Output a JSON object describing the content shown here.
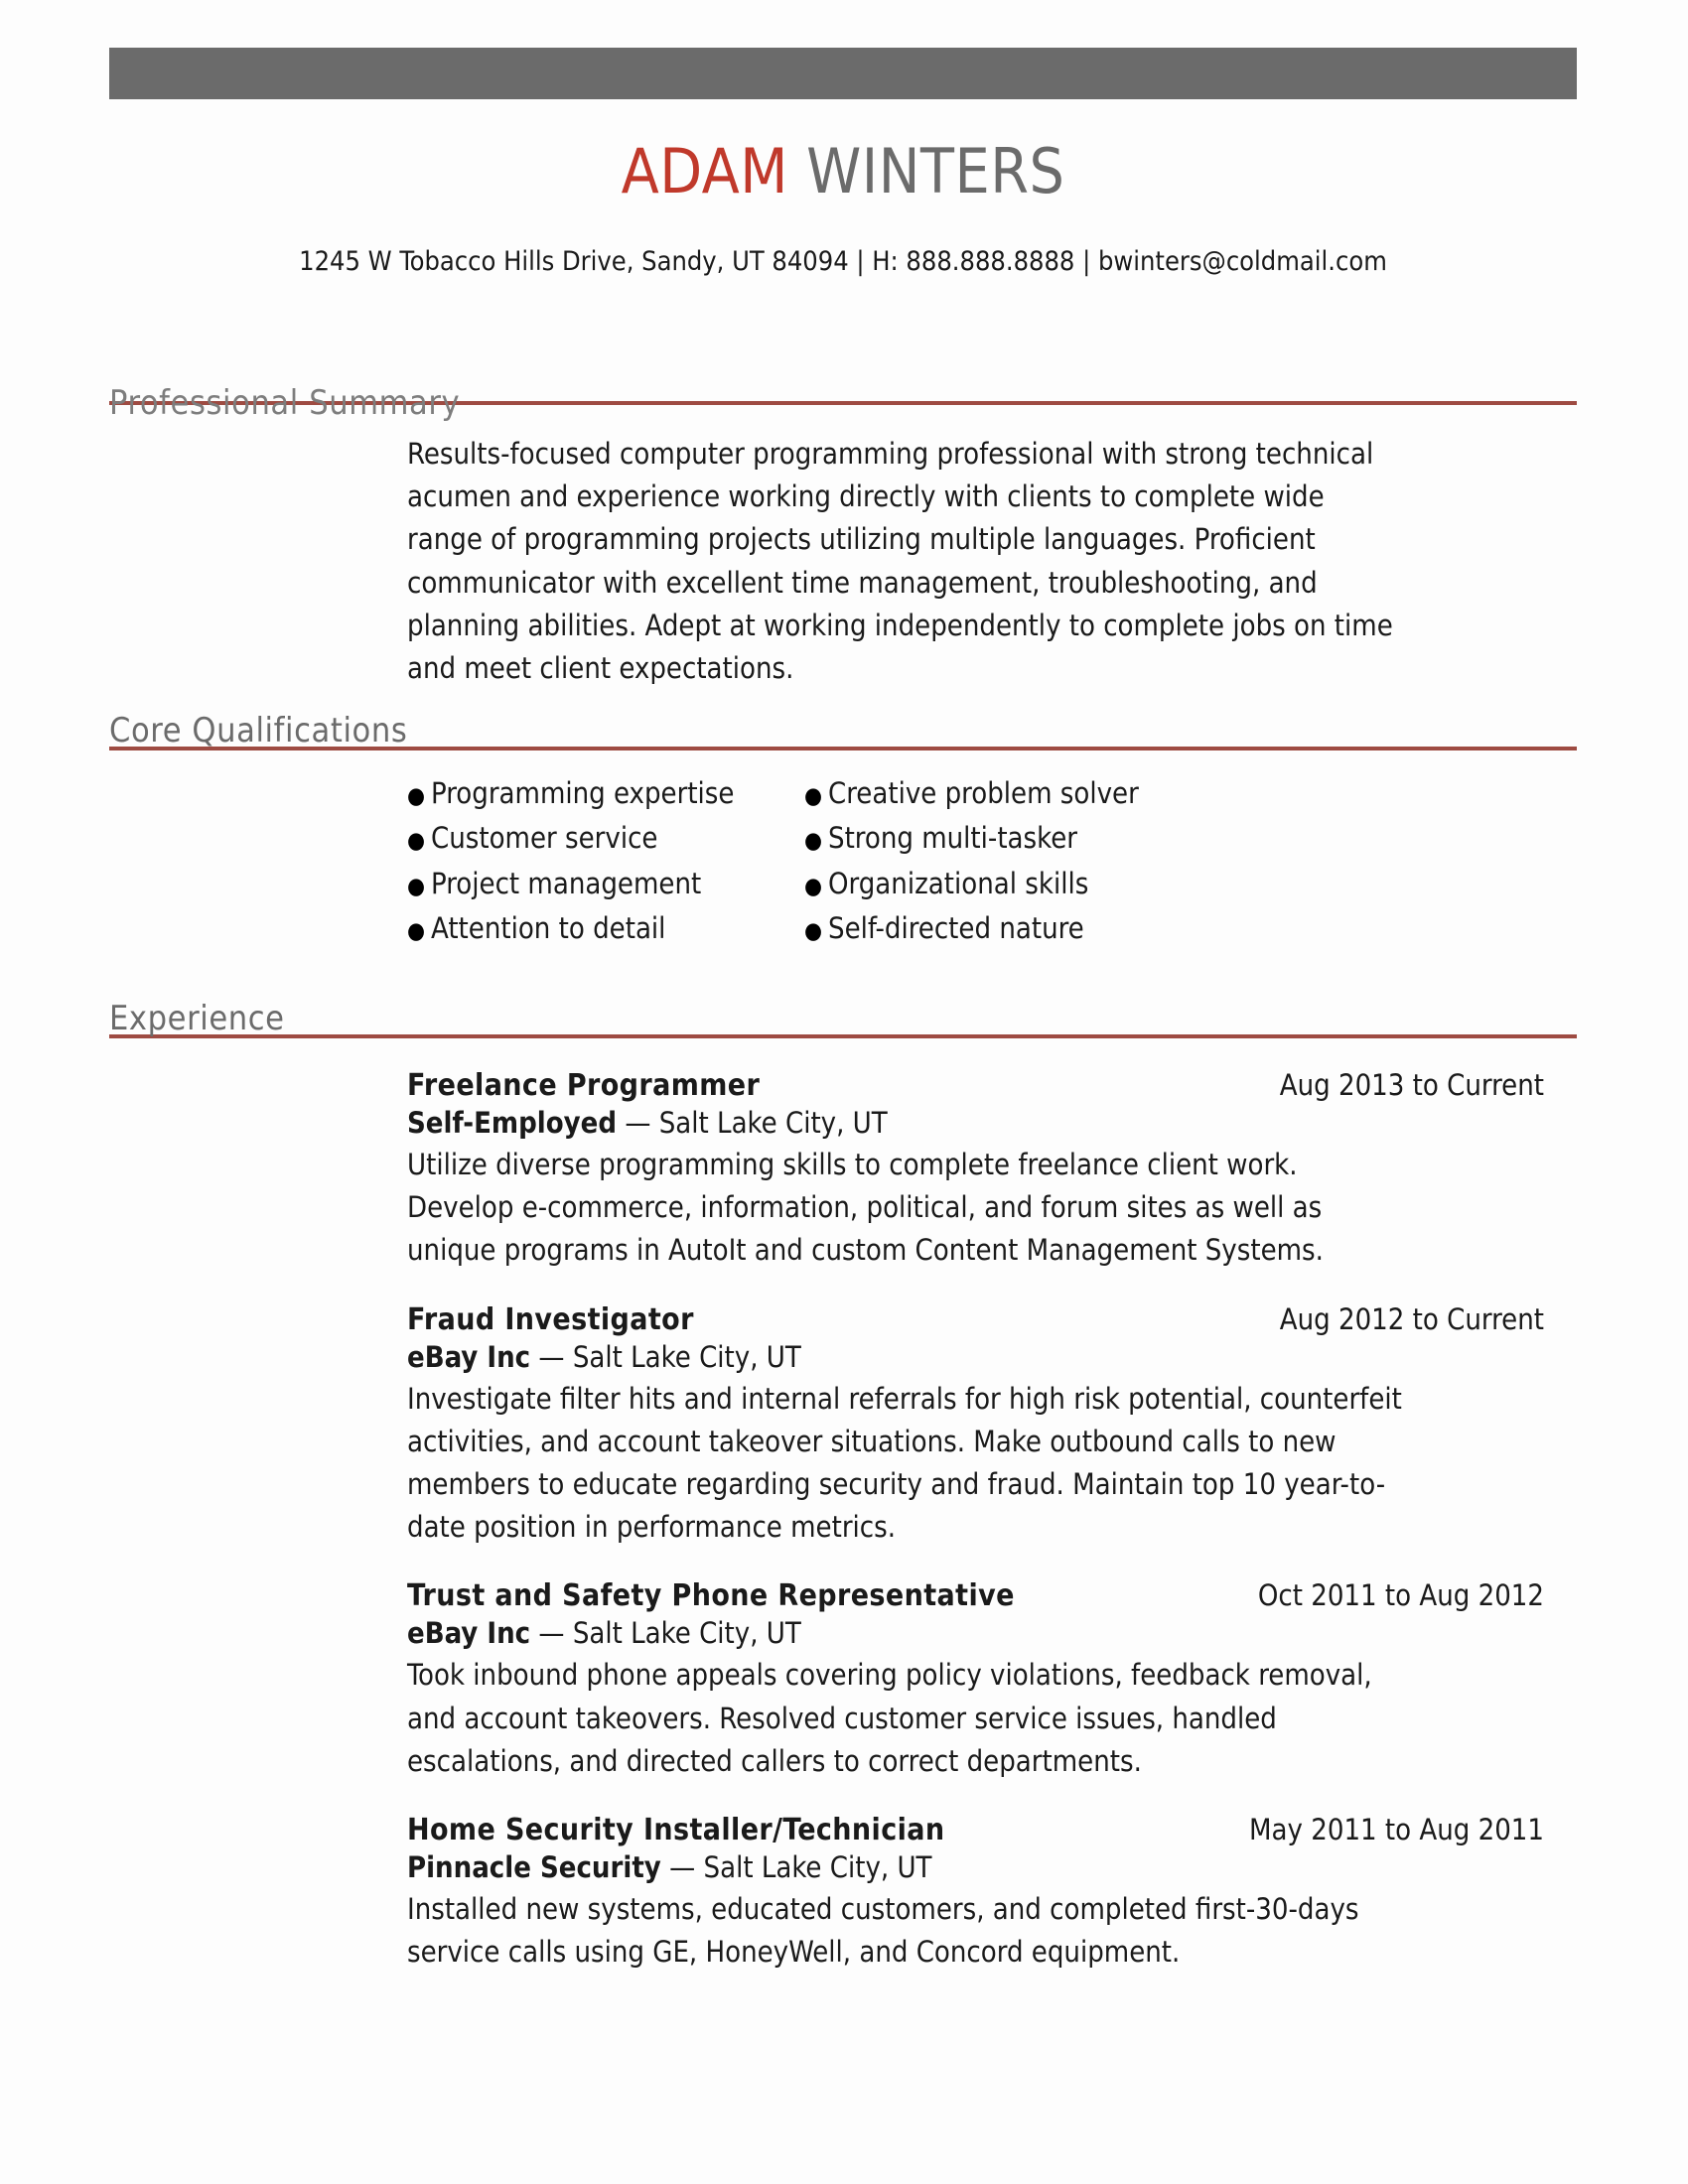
{
  "theme": {
    "accent_red": "#c0392b",
    "rule_red": "#9e4b42",
    "header_gray": "#6b6b6b",
    "text_dark": "#1a1a1a"
  },
  "header": {
    "first_name": "ADAM",
    "last_name": "WINTERS",
    "contact": "1245 W Tobacco Hills Drive, Sandy, UT 84094 | H: 888.888.8888 | bwinters@coldmail.com"
  },
  "sections": {
    "summary": {
      "heading": "Professional Summary",
      "text": "Results-focused computer programming professional with strong technical acumen and experience working directly with clients to complete wide range of programming projects utilizing multiple languages. Proficient communicator with excellent time management, troubleshooting, and planning abilities. Adept at working independently to complete jobs on time and meet client expectations."
    },
    "qualifications": {
      "heading": "Core Qualifications",
      "column_left": [
        "Programming expertise",
        "Customer service",
        "Project management",
        "Attention to detail"
      ],
      "column_right": [
        "Creative problem solver",
        "Strong multi-tasker",
        "Organizational skills",
        "Self-directed nature"
      ],
      "bullet_glyph": "●"
    },
    "experience": {
      "heading": "Experience",
      "separator": "—",
      "jobs": [
        {
          "title": "Freelance Programmer",
          "dates": "Aug 2013 to Current",
          "organization": "Self-Employed",
          "location": "Salt Lake City, UT",
          "description": "Utilize diverse programming skills to complete freelance client work. Develop e-commerce, information, political, and forum sites as well as unique programs in AutoIt and custom Content Management Systems."
        },
        {
          "title": "Fraud Investigator",
          "dates": "Aug 2012 to Current",
          "organization": "eBay Inc",
          "location": "Salt Lake City, UT",
          "description": "Investigate filter hits and internal referrals for high risk potential, counterfeit activities, and account takeover situations. Make outbound calls to new members to educate regarding security and fraud. Maintain top 10 year-to-date position in performance metrics."
        },
        {
          "title": "Trust and Safety Phone Representative",
          "dates": "Oct 2011 to Aug 2012",
          "organization": "eBay Inc",
          "location": "Salt Lake City, UT",
          "description": "Took inbound phone appeals covering policy violations, feedback removal, and account takeovers. Resolved customer service issues, handled escalations, and directed callers to correct departments."
        },
        {
          "title": "Home Security Installer/Technician",
          "dates": "May 2011 to Aug 2011",
          "organization": "Pinnacle Security",
          "location": "Salt Lake City, UT",
          "description": "Installed new systems, educated customers, and completed first-30-days service calls using GE, HoneyWell, and Concord equipment."
        }
      ]
    }
  }
}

■ ■ ■ ■

Short task:
Which lines of the data include "skills"? Copy each of them.

The answer:
        "Organizational skills",
          "description": "Utilize diverse programming skills to complete freelance client work. Develop e-commerce, information, political, and forum sites as well as unique programs in AutoIt and custom Content Management Systems."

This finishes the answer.